◆ RECORDS SHOWN:
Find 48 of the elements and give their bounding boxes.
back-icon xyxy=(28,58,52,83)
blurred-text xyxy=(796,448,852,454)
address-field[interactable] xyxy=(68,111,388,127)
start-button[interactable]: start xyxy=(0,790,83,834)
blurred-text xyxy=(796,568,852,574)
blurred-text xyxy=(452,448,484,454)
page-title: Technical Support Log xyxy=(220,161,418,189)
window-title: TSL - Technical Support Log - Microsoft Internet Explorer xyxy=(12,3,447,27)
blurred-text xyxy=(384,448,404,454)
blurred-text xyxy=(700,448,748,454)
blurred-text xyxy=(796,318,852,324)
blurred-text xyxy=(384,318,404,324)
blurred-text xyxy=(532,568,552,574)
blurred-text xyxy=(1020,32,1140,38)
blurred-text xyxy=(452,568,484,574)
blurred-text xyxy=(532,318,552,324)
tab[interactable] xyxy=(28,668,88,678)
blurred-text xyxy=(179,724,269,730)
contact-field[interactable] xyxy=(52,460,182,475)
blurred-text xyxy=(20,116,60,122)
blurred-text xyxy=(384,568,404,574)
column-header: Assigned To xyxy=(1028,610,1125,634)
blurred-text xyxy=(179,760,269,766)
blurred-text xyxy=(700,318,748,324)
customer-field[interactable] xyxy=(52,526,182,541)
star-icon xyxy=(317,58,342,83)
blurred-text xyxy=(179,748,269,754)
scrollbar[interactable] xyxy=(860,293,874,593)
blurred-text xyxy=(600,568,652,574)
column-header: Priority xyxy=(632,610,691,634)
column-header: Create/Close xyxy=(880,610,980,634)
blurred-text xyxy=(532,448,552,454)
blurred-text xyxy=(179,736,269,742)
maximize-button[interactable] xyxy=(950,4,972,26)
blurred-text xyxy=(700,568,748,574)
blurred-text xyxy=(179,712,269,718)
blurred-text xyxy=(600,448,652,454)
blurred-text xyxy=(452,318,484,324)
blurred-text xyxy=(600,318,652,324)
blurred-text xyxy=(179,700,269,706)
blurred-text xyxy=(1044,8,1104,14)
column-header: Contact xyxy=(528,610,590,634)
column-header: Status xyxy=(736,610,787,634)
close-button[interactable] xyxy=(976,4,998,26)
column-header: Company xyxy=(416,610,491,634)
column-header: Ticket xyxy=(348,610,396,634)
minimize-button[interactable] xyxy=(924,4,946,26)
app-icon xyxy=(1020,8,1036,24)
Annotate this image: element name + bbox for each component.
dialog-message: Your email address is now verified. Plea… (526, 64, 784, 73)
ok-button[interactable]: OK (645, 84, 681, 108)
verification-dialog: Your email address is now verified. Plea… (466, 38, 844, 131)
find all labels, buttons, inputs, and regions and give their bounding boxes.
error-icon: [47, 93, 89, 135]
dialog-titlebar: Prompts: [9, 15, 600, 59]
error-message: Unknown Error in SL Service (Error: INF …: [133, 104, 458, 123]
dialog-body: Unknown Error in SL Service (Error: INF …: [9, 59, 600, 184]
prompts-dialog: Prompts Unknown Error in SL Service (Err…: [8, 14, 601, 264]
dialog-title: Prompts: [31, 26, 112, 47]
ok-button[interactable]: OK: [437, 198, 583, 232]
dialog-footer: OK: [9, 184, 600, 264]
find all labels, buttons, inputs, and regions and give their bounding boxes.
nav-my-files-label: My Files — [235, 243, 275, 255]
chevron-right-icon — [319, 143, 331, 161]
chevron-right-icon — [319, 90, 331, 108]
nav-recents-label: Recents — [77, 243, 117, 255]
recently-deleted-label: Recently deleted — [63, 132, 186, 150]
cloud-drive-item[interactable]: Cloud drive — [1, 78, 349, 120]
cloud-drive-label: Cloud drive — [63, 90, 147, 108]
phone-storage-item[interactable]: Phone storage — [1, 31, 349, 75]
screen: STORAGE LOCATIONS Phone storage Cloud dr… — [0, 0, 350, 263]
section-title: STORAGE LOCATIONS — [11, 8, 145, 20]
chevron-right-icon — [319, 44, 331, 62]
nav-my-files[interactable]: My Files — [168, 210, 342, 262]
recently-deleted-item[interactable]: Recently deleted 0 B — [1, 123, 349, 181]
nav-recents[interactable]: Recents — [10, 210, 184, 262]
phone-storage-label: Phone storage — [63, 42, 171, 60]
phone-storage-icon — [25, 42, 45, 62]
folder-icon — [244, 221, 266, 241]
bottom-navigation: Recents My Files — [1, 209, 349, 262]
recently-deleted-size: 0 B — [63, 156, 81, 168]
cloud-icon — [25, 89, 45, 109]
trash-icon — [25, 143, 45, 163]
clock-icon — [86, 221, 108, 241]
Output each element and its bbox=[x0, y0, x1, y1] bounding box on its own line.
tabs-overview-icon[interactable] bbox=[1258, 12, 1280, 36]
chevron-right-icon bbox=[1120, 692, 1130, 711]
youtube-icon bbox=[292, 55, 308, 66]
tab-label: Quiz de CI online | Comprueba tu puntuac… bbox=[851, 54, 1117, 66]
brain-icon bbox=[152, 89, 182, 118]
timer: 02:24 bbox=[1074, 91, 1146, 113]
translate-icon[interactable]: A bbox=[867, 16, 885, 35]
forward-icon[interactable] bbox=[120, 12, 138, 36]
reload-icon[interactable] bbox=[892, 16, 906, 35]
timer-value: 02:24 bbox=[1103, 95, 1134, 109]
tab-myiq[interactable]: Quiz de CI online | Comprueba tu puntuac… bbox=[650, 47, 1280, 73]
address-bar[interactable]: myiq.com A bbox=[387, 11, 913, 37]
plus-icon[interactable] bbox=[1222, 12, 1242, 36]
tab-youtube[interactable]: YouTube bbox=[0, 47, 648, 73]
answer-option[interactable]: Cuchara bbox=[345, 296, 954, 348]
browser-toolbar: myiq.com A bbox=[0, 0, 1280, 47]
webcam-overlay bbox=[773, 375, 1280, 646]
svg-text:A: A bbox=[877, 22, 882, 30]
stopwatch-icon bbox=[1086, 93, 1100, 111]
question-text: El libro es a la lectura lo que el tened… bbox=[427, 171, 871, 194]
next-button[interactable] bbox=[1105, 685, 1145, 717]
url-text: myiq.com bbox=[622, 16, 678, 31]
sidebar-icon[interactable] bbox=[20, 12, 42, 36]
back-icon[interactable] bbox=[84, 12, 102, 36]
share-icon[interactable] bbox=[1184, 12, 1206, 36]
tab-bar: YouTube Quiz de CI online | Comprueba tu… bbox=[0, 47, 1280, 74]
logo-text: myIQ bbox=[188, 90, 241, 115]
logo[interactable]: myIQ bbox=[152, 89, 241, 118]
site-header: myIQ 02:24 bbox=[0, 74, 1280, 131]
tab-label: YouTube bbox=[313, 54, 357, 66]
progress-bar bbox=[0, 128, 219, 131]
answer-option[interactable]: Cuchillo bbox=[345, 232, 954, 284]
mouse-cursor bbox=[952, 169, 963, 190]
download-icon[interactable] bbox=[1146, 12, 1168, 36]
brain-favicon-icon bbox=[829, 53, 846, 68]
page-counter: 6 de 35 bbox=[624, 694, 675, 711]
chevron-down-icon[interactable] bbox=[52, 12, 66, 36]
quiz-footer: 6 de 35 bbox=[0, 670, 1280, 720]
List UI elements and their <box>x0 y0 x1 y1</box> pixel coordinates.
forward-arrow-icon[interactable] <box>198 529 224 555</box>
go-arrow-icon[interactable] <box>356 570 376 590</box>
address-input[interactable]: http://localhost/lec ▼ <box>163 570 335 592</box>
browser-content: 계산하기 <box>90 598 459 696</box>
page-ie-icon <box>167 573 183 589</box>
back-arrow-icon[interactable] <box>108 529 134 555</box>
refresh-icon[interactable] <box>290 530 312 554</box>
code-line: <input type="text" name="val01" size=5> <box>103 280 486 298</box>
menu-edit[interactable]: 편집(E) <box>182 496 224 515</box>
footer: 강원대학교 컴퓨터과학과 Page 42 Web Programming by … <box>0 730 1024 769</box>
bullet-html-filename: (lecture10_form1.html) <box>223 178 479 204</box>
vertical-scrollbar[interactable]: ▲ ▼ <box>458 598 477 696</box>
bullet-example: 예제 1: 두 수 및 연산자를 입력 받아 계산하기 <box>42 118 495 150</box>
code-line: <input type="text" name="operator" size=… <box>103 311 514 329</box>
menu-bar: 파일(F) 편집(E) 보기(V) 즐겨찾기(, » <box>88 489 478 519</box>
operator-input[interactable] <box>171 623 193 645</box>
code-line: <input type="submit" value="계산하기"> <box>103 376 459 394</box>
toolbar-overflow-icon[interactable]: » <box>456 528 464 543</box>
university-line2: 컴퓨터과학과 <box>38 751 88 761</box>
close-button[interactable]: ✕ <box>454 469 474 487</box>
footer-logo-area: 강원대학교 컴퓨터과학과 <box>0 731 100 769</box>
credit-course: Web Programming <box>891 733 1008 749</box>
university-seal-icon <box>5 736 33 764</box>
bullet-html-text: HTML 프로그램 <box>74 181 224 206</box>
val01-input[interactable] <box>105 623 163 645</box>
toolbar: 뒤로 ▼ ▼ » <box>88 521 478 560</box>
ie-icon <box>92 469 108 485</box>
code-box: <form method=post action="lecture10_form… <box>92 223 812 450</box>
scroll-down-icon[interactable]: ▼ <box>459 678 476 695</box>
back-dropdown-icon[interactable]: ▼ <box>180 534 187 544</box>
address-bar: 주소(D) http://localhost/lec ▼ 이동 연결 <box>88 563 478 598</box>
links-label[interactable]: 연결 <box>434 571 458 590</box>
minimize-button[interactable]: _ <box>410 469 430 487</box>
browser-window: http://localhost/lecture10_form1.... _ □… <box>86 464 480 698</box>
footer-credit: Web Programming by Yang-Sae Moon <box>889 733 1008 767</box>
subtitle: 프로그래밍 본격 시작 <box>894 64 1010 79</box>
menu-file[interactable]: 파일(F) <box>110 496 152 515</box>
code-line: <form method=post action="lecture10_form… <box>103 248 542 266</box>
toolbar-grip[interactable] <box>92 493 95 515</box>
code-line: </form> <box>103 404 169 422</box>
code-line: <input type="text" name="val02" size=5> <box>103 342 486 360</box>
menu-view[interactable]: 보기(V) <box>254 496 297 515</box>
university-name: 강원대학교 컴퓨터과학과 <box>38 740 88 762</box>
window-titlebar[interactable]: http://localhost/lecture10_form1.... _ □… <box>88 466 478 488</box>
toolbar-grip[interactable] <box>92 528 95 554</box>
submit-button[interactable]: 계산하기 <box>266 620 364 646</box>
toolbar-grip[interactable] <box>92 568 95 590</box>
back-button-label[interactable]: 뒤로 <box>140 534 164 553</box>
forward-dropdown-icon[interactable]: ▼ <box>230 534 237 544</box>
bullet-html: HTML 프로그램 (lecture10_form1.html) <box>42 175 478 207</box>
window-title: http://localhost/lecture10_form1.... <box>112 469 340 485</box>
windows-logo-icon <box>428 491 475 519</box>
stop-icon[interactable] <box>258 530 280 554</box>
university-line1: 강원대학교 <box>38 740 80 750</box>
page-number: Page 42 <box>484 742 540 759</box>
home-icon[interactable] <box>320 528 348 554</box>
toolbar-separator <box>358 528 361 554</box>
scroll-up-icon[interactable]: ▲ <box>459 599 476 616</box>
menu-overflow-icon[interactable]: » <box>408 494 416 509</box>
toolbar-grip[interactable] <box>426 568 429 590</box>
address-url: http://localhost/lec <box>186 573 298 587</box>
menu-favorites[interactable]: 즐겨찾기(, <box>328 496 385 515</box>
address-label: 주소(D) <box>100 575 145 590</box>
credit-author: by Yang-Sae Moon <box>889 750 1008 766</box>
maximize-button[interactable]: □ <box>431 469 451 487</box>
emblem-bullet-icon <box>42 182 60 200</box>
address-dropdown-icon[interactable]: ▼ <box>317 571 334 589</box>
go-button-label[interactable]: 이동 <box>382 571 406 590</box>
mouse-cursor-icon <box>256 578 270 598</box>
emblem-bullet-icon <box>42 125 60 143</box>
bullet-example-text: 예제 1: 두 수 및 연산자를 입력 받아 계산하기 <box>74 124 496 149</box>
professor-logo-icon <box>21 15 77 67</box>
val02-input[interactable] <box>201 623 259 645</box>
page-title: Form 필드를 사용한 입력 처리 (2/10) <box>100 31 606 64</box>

◆ YOUR GOAL:
Copy the records word for word from the first line through the line that holds "blurred-text xyxy=(452,448,484,454)", inclusive.

◆ OUTPUT FOR THIS EXERCISE:
Find 48 of the elements and give their bounding boxes.
back-icon xyxy=(28,58,52,83)
blurred-text xyxy=(796,448,852,454)
address-field[interactable] xyxy=(68,111,388,127)
start-button[interactable]: start xyxy=(0,790,83,834)
blurred-text xyxy=(796,568,852,574)
blurred-text xyxy=(452,448,484,454)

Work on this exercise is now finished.